— Start ENTRIES PROVIDED —
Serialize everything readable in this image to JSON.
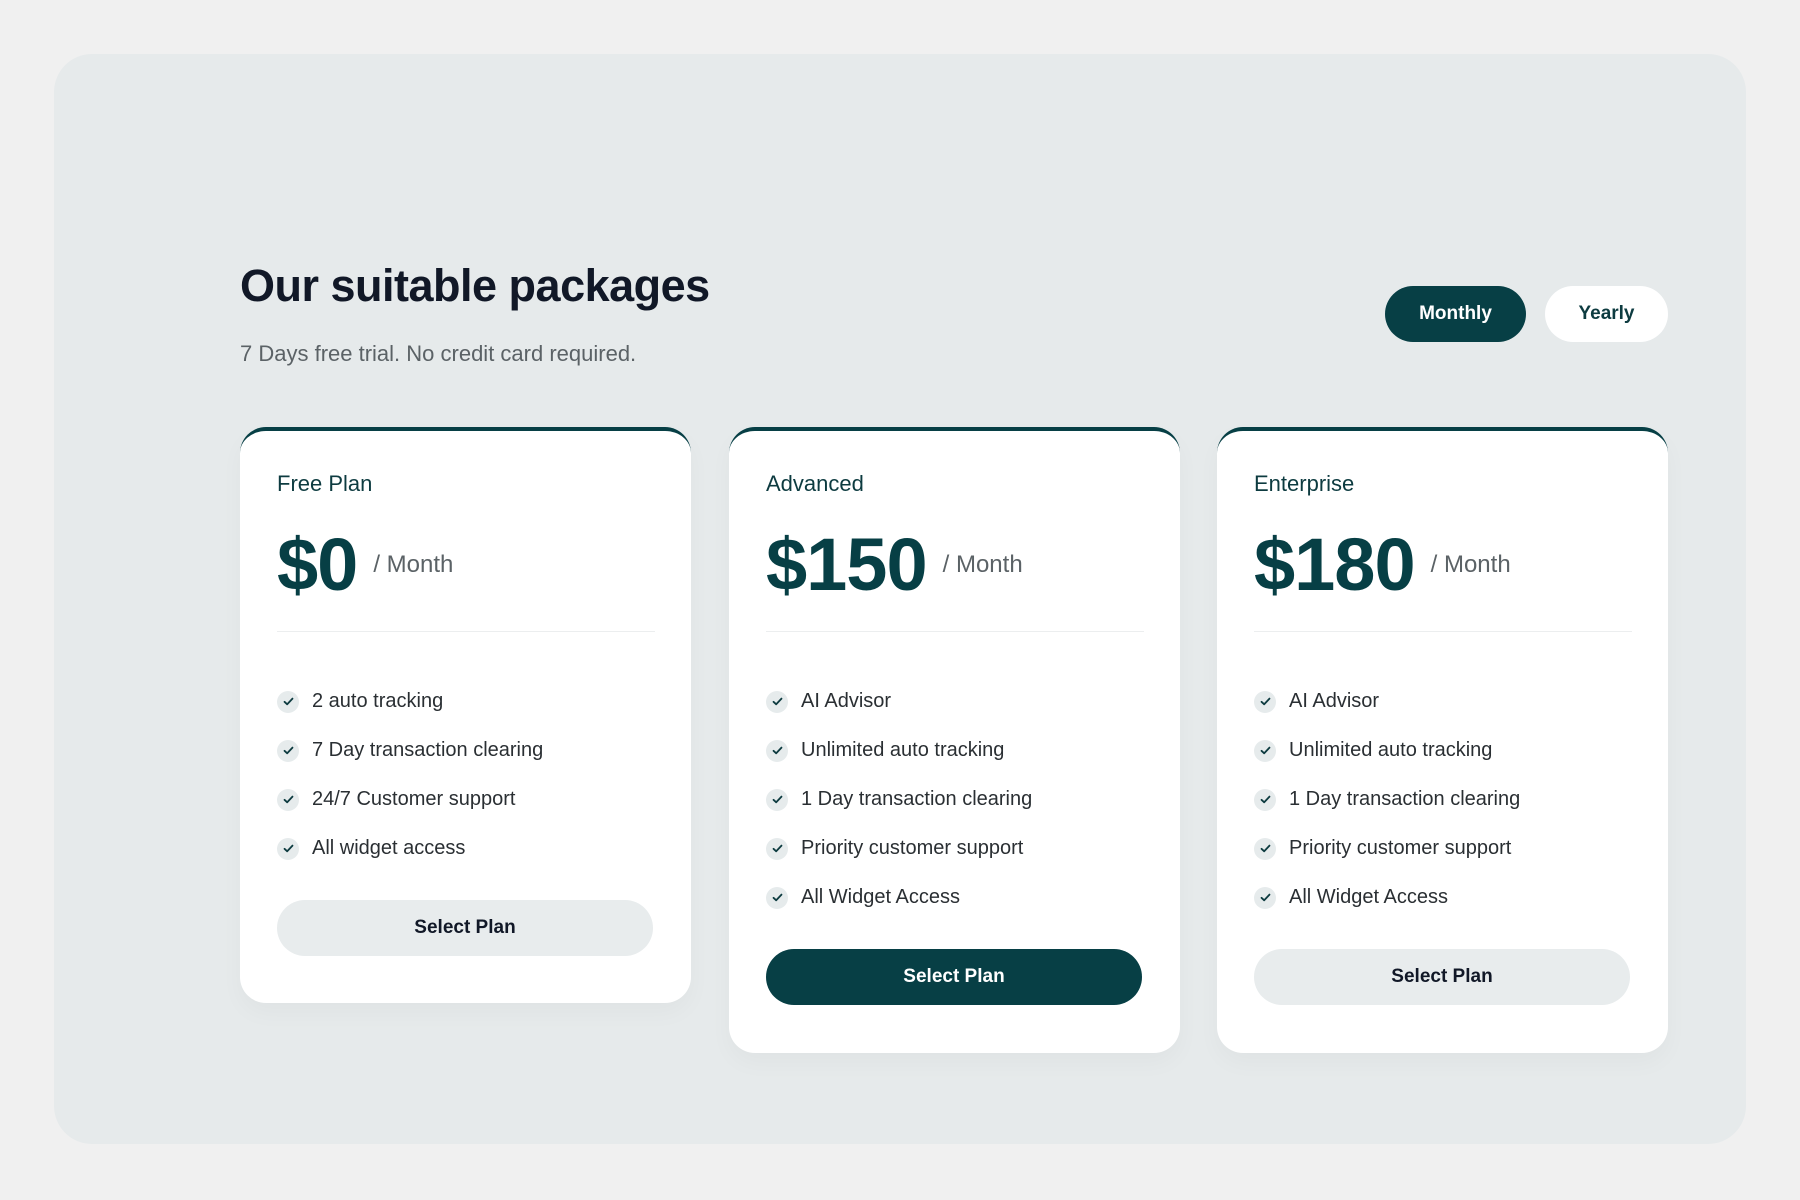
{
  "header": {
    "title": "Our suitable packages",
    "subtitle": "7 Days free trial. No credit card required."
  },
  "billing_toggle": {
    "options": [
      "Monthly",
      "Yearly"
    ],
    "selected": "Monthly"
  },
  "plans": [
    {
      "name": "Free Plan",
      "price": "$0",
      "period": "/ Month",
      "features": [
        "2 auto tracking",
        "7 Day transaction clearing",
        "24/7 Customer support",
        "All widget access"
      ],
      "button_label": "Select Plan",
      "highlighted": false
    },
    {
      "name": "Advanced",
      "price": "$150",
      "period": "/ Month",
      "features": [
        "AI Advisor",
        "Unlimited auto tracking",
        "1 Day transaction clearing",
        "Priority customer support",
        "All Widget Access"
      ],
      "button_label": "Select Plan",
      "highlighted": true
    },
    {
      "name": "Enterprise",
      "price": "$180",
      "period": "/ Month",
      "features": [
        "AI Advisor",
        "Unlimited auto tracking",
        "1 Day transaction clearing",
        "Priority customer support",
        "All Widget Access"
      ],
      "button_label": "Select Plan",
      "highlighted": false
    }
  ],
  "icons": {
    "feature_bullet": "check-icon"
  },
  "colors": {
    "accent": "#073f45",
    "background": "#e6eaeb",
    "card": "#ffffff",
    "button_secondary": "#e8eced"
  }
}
— End ENTRIES PROVIDED —
WRITTEN PROBLEM:
Out of the preceding entries, pull every line containing the string "name".

REPLY:
      "name": "Free Plan",
      "name": "Advanced",
      "name": "Enterprise",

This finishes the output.